» **What is expected**
Pick out all lines with the word "Левкиппом" from the records that follow.
================
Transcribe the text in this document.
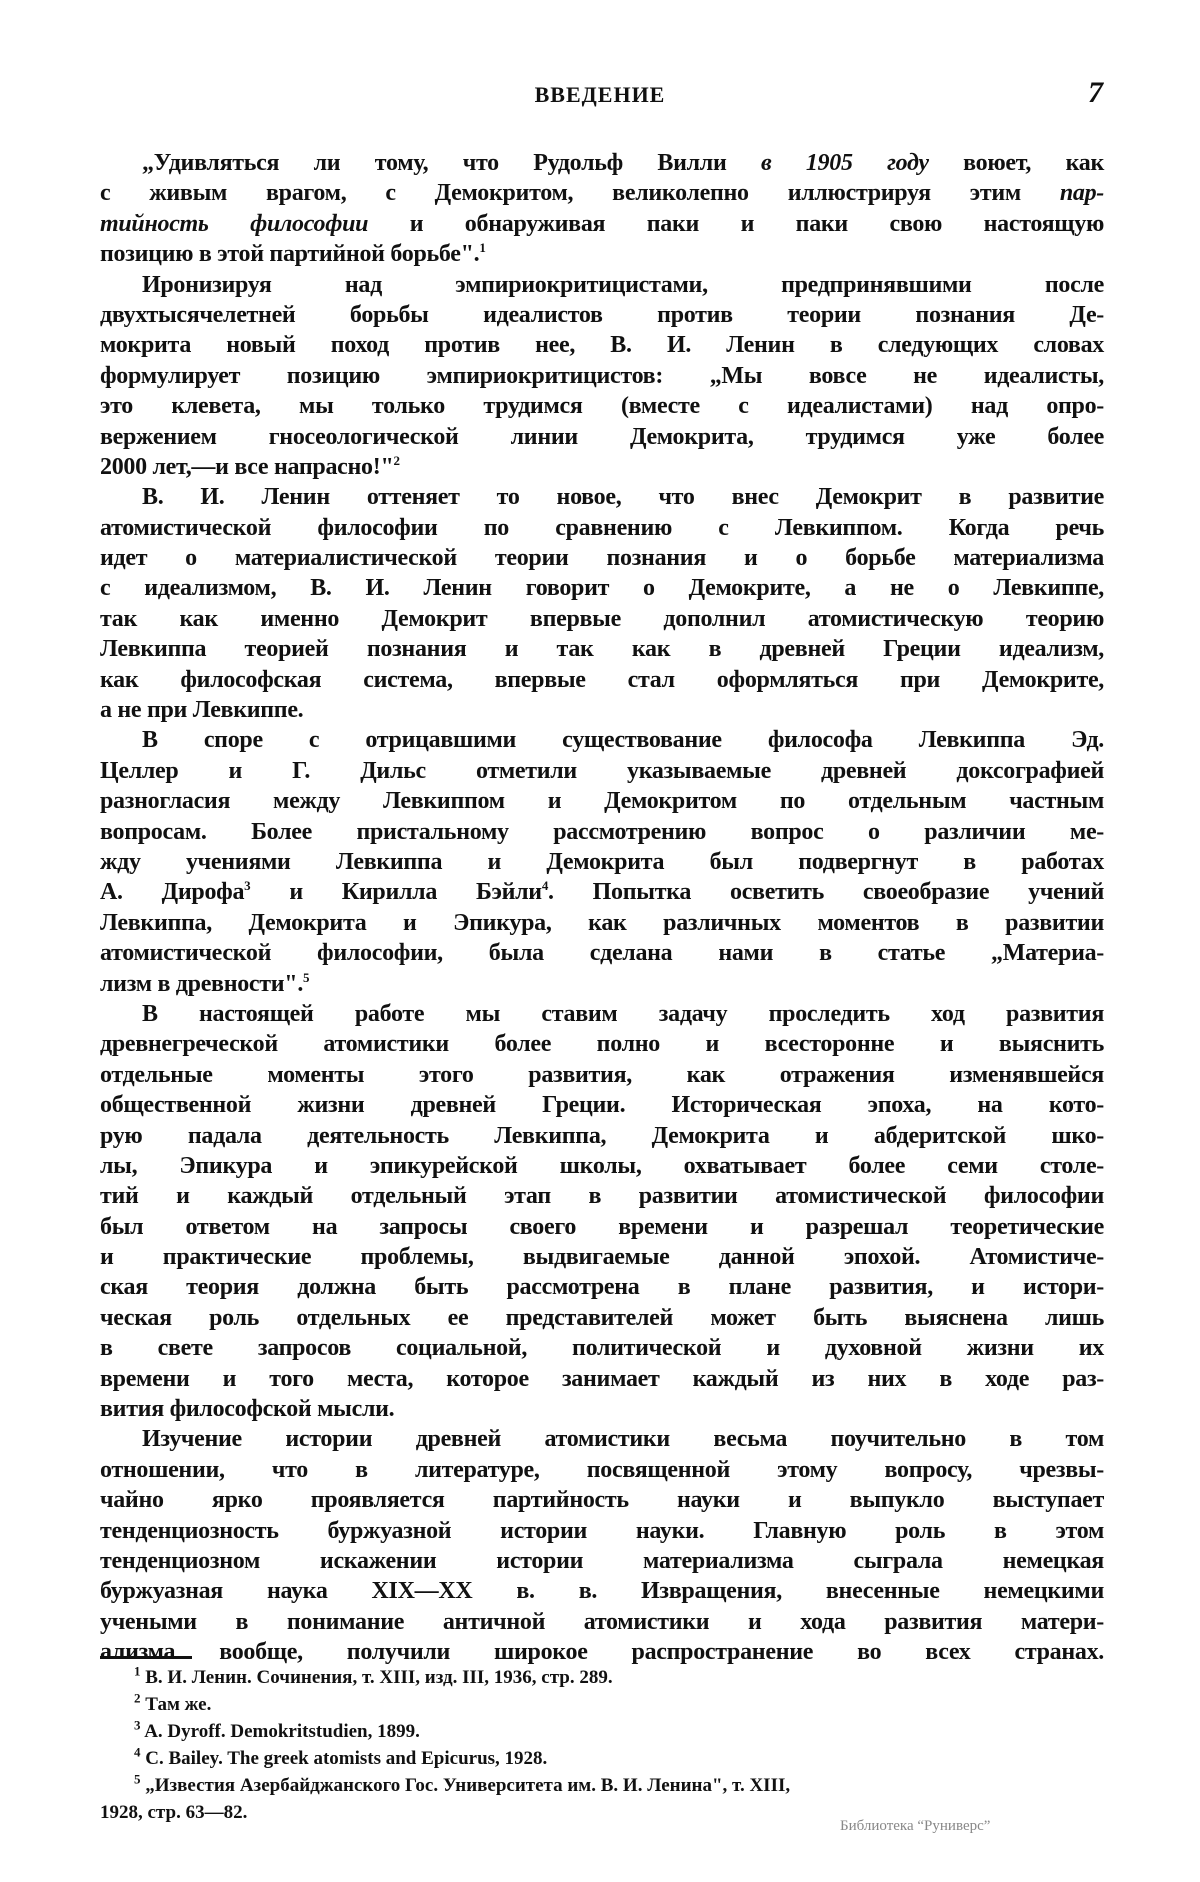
ВВЕДЕНИЕ	7
„Удивляться ли тому, что Рудольф Вилли в 1905 году воюет, как
с живым врагом, с Демокритом, великолепно иллюстрируя этим пар-
тийность философии и обнаруживая паки и паки свою настоящую
позицию в этой партийной борьбе".$^1$
Иронизируя над эмпириокритицистами, предпринявшими после
двухтысячелетней борьбы идеалистов против теории познания Де-
мокрита новый поход против нее, В. И. Ленин в следующих словах
формулирует позицию эмпириокритицистов: „Мы вовсе не идеалисты,
это клевета, мы только трудимся (вместе с идеалистами) над опро-
вержением гносеологической линии Демокрита, трудимся уже более
2000 лет,—и все напрасно!"$^2$
В. И. Ленин оттеняет то новое, что внес Демокрит в развитие
атомистической философии по сравнению с Левкиппом. Когда речь
идет о материалистической теории познания и о борьбе материализма
с идеализмом, В. И. Ленин говорит о Демокрите, а не о Левкиппе,
так как именно Демокрит впервые дополнил атомистическую теорию
Левкиппа теорией познания и так как в древней Греции идеализм,
как философская система, впервые стал оформляться при Демокрите,
а не при Левкиппе.
В споре с отрицавшими существование философа Левкиппа Эд.
Целлер и Г. Дильс отметили указываемые древней доксографией
разногласия между Левкиппом и Демокритом по отдельным частным
вопросам. Более пристальному рассмотрению вопрос о различии ме-
жду учениями Левкиппа и Демокрита был подвергнут в работах
А. Дирофа$^3$ и Кирилла Бэйли$^4$. Попытка осветить своеобразие учений
Левкиппа, Демокрита и Эпикура, как различных моментов в развитии
атомистической философии, была сделана нами в статье „Материа-
лизм в древности".$^5$
В настоящей работе мы ставим задачу проследить ход развития
древнегреческой атомистики более полно и всесторонне и выяснить
отдельные моменты этого развития, как отражения изменявшейся
общественной жизни древней Греции. Историческая эпоха, на кото-
рую падала деятельность Левкиппа, Демокрита и абдеритской шко-
лы, Эпикура и эпикурейской школы, охватывает более семи столе-
тий и каждый отдельный этап в развитии атомистической философии
был ответом на запросы своего времени и разрешал теоретические
и практические проблемы, выдвигаемые данной эпохой. Атомистиче-
ская теория должна быть рассмотрена в плане развития, и истори-
ческая роль отдельных ее представителей может быть выяснена лишь
в свете запросов социальной, политической и духовной жизни их
времени и того места, которое занимает каждый из них в ходе раз-
вития философской мысли.
Изучение истории древней атомистики весьма поучительно в том
отношении, что в литературе, посвященной этому вопросу, чрезвы-
чайно ярко проявляется партийность науки и выпукло выступает
тенденциозность буржуазной истории науки. Главную роль в этом
тенденциозном искажении истории материализма сыграла немецкая
буржуазная наука XIX—XX в. в. Извращения, внесенные немецкими
учеными в понимание античной атомистики и хода развития матери-
ализма вообще, получили широкое распространение во всех странах.
$^1$ В. И. Ленин. Сочинения, т. XIII, изд. III, 1936, стр. 289.
$^2$ Там же.
$^3$ A. Dyroff. Demokritstudien, 1899.
$^4$ C. Bailey. The greek atomists and Epicurus, 1928.
$^5$ „Известия Азербайджанского Гос. Университета им. В. И. Ленина", т. XIII,
1928, стр. 63—82.
Библиотека “Руниверс”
================
» **Answer for the task**
атомистической философии по сравнению с Левкиппом. Когда речь
разногласия между Левкиппом и Демокритом по отдельным частным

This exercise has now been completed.